[Data entries]
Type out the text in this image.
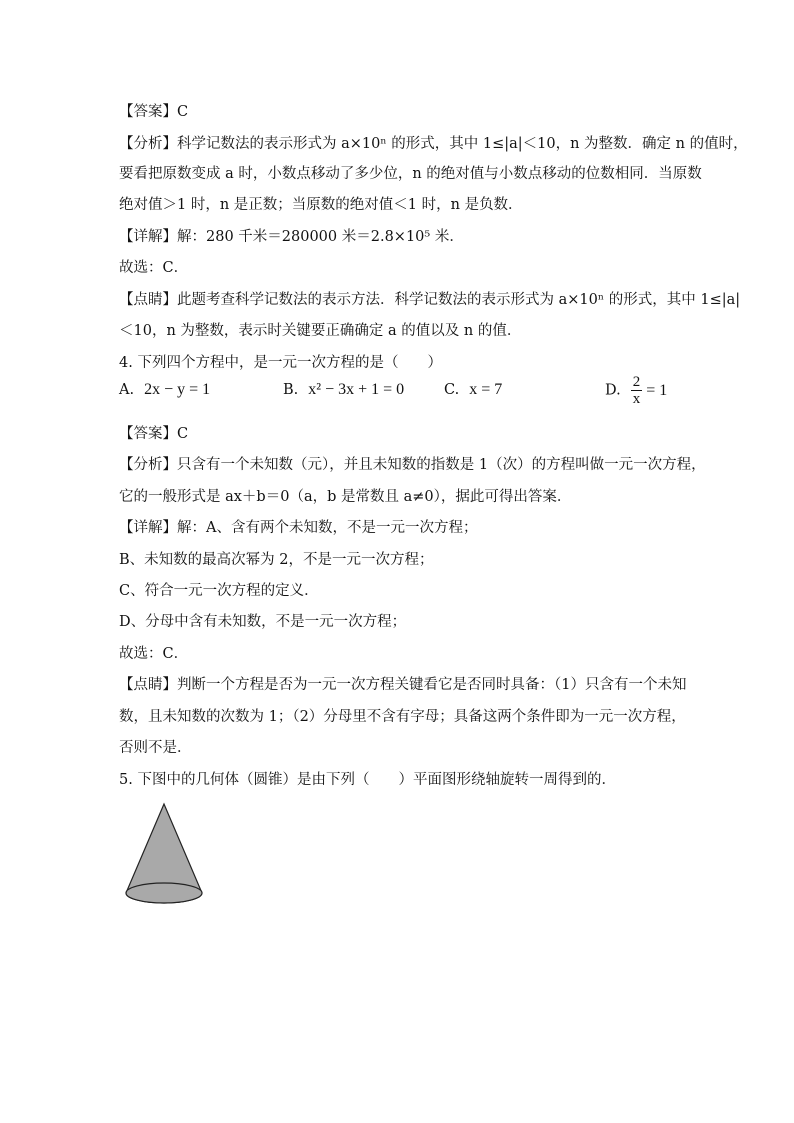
【答案】C
【分析】科学记数法的表示形式为 a×10ⁿ 的形式，其中 1≤|a|＜10，n 为整数．确定 n 的值时，
要看把原数变成 a 时，小数点移动了多少位，n 的绝对值与小数点移动的位数相同．当原数
绝对值＞1 时，n 是正数；当原数的绝对值＜1 时，n 是负数．
【详解】解：280 千米＝280000 米＝2.8×10⁵ 米．
故选：C．
【点睛】此题考查科学记数法的表示方法．科学记数法的表示形式为 a×10ⁿ 的形式，其中 1≤|a|
＜10，n 为整数，表示时关键要正确确定 a 的值以及 n 的值．
4. 下列四个方程中，是一元一次方程的是（　　）
A. 2x − y = 1	B. x² − 3x + 1 = 0	C. x = 7	D. $\frac{2}{x} = 1$
【答案】C
【分析】只含有一个未知数（元），并且未知数的指数是 1（次）的方程叫做一元一次方程，
它的一般形式是 ax＋b＝0（a，b 是常数且 a≠0），据此可得出答案．
【详解】解：A、含有两个未知数，不是一元一次方程；
B、未知数的最高次幂为 2，不是一元一次方程；
C、符合一元一次方程的定义．
D、分母中含有未知数，不是一元一次方程；
故选：C．
【点睛】判断一个方程是否为一元一次方程关键看它是否同时具备：（1）只含有一个未知
数，且未知数的次数为 1；（2）分母里不含有字母；具备这两个条件即为一元一次方程，
否则不是．
5. 下图中的几何体（圆锥）是由下列（　　）平面图形绕轴旋转一周得到的．
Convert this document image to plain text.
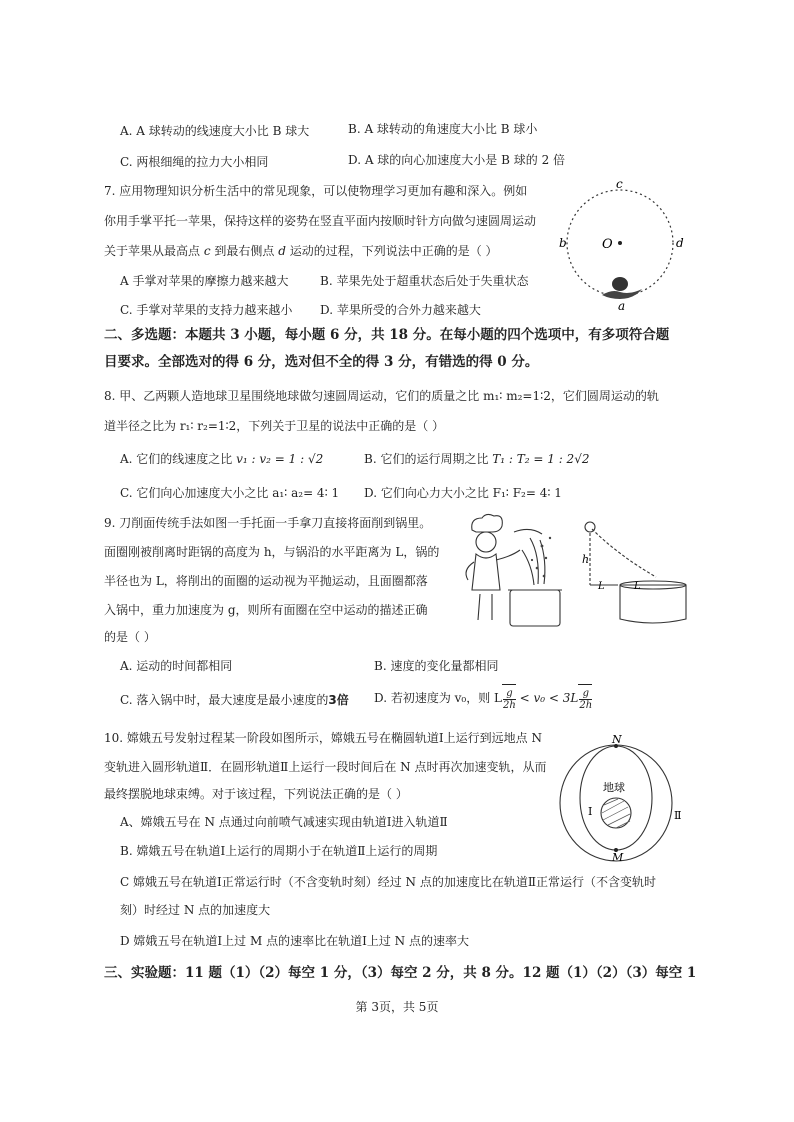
A. A 球转动的线速度大小比 B 球大	B. A 球转动的角速度大小比 B 球小
C. 两根细绳的拉力大小相同	D. A 球的向心加速度大小是 B 球的 2 倍
7. 应用物理知识分析生活中的常见现象，可以使物理学习更加有趣和深入。例如
你用手掌平托一苹果，保持这样的姿势在竖直平面内按顺时针方向做匀速圆周运动
关于苹果从最高点 c 到最右侧点 d 运动的过程，下列说法中正确的是（ ）
A 手掌对苹果的摩擦力越来越大	B. 苹果先处于超重状态后处于失重状态
C. 手掌对苹果的支持力越来越小 D. 苹果所受的合外力越来越大
O
c
b	d
a
二、多选题：本题共 3 小题，每小题 6 分，共 18 分。在每小题的四个选项中，有多项符合题
目要求。全部选对的得 6 分，选对但不全的得 3 分，有错选的得 0 分。
8. 甲、乙两颗人造地球卫星围绕地球做匀速圆周运动，它们的质量之比 m₁∶ m₂=1∶2，它们圆周运动的轨
道半径之比为 r₁∶ r₂=1∶2，下列关于卫星的说法中正确的是（ ）
A. 它们的线速度之比 v₁ : v₂ = 1 : √2	B. 它们的运行周期之比 T₁ : T₂ = 1 : 2√2
C. 它们向心加速度大小之比 a₁∶ a₂= 4∶ 1 D. 它们向心力大小之比 F₁∶ F₂= 4∶ 1
9. 刀削面传统手法如图一手托面一手拿刀直接将面削到锅里。
面圈刚被削离时距锅的高度为 h，与锅沿的水平距离为 L，锅的
半径也为 L，将削出的面圈的运动视为平抛运动，且面圈都落
入锅中，重力加速度为 g，则所有面圈在空中运动的描述正确
的是（ ）
h
L	L
A. 运动的时间都相同	B. 速度的变化量都相同
C. 落入锅中时，最大速度是最小速度的3倍 D. 若初速度为 v₀，则 L $\frac{g}{2h} < v_0 < 3L \frac{g}{2h}$
10. 嫦娥五号发射过程某一阶段如图所示，嫦娥五号在椭圆轨道Ⅰ上运行到远地点 N
变轨进入圆形轨道Ⅱ．在圆形轨道Ⅱ上运行一段时间后在 N 点时再次加速变轨，从而
最终摆脱地球束缚。对于该过程，下列说法正确的是（ ）
A、嫦娥五号在 N 点通过向前喷气减速实现由轨道Ⅰ进入轨道Ⅱ
B. 嫦娥五号在轨道Ⅰ上运行的周期小于在轨道Ⅱ上运行的周期
C 嫦娥五号在轨道Ⅰ正常运行时（不含变轨时刻）经过 N 点的加速度比在轨道Ⅱ正常运行（不含变轨时
刻）时经过 N 点的加速度大
D 嫦娥五号在轨道Ⅰ上过 M 点的速率比在轨道Ⅰ上过 N 点的速率大
N
M
地球
Ⅰ	Ⅱ
三、实验题：11 题（1）（2）每空 1 分，（3）每空 2 分，共 8 分。12 题（1）（2）（3）每空 1
第 3页，共 5页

WHAT TO DO → Reproduce the data above in full, exactly as it is, with the pictures left out.

OUTPUT FOR THIS TASK →
Type out the text in this image.
【答案】C
【分析】科学记数法的表示形式为 a×10ⁿ 的形式，其中 1≤|a|＜10，n 为整数．确定 n 的值时，
要看把原数变成 a 时，小数点移动了多少位，n 的绝对值与小数点移动的位数相同．当原数
绝对值＞1 时，n 是正数；当原数的绝对值＜1 时，n 是负数．
【详解】解：280 千米＝280000 米＝2.8×10⁵ 米．
故选：C．
【点睛】此题考查科学记数法的表示方法．科学记数法的表示形式为 a×10ⁿ 的形式，其中 1≤|a|
＜10，n 为整数，表示时关键要正确确定 a 的值以及 n 的值．
4. 下列四个方程中，是一元一次方程的是（　　）
A. 2x − y = 1	B. x² − 3x + 1 = 0	C. x = 7	D. $\frac{2}{x} = 1$
【答案】C
【分析】只含有一个未知数（元），并且未知数的指数是 1（次）的方程叫做一元一次方程，
它的一般形式是 ax＋b＝0（a，b 是常数且 a≠0），据此可得出答案．
【详解】解：A、含有两个未知数，不是一元一次方程；
B、未知数的最高次幂为 2，不是一元一次方程；
C、符合一元一次方程的定义．
D、分母中含有未知数，不是一元一次方程；
故选：C．
【点睛】判断一个方程是否为一元一次方程关键看它是否同时具备：（1）只含有一个未知
数，且未知数的次数为 1；（2）分母里不含有字母；具备这两个条件即为一元一次方程，
否则不是．
5. 下图中的几何体（圆锥）是由下列（　　）平面图形绕轴旋转一周得到的．
Convert this document image to plain text.
A. A 球转动的线速度大小比 B 球大	B. A 球转动的角速度大小比 B 球小
C. 两根细绳的拉力大小相同	D. A 球的向心加速度大小是 B 球的 2 倍
7. 应用物理知识分析生活中的常见现象，可以使物理学习更加有趣和深入。例如
你用手掌平托一苹果，保持这样的姿势在竖直平面内按顺时针方向做匀速圆周运动
关于苹果从最高点 c 到最右侧点 d 运动的过程，下列说法中正确的是（ ）
A 手掌对苹果的摩擦力越来越大	B. 苹果先处于超重状态后处于失重状态
C. 手掌对苹果的支持力越来越小 D. 苹果所受的合外力越来越大
O
c
b	d
a
二、多选题：本题共 3 小题，每小题 6 分，共 18 分。在每小题的四个选项中，有多项符合题
目要求。全部选对的得 6 分，选对但不全的得 3 分，有错选的得 0 分。
8. 甲、乙两颗人造地球卫星围绕地球做匀速圆周运动，它们的质量之比 m₁∶ m₂=1∶2，它们圆周运动的轨
道半径之比为 r₁∶ r₂=1∶2，下列关于卫星的说法中正确的是（ ）
A. 它们的线速度之比 v₁ : v₂ = 1 : √2	B. 它们的运行周期之比 T₁ : T₂ = 1 : 2√2
C. 它们向心加速度大小之比 a₁∶ a₂= 4∶ 1 D. 它们向心力大小之比 F₁∶ F₂= 4∶ 1
9. 刀削面传统手法如图一手托面一手拿刀直接将面削到锅里。
面圈刚被削离时距锅的高度为 h，与锅沿的水平距离为 L，锅的
半径也为 L，将削出的面圈的运动视为平抛运动，且面圈都落
入锅中，重力加速度为 g，则所有面圈在空中运动的描述正确
的是（ ）
h
L	L
A. 运动的时间都相同	B. 速度的变化量都相同
C. 落入锅中时，最大速度是最小速度的3倍 D. 若初速度为 v₀，则 L $\frac{g}{2h} < v_0 < 3L \frac{g}{2h}$
10. 嫦娥五号发射过程某一阶段如图所示，嫦娥五号在椭圆轨道Ⅰ上运行到远地点 N
变轨进入圆形轨道Ⅱ．在圆形轨道Ⅱ上运行一段时间后在 N 点时再次加速变轨，从而
最终摆脱地球束缚。对于该过程，下列说法正确的是（ ）
A、嫦娥五号在 N 点通过向前喷气减速实现由轨道Ⅰ进入轨道Ⅱ
B. 嫦娥五号在轨道Ⅰ上运行的周期小于在轨道Ⅱ上运行的周期
C 嫦娥五号在轨道Ⅰ正常运行时（不含变轨时刻）经过 N 点的加速度比在轨道Ⅱ正常运行（不含变轨时
刻）时经过 N 点的加速度大
D 嫦娥五号在轨道Ⅰ上过 M 点的速率比在轨道Ⅰ上过 N 点的速率大
N
M
地球
Ⅰ	Ⅱ
三、实验题：11 题（1）（2）每空 1 分，（3）每空 2 分，共 8 分。12 题（1）（2）（3）每空 1
第 3页，共 5页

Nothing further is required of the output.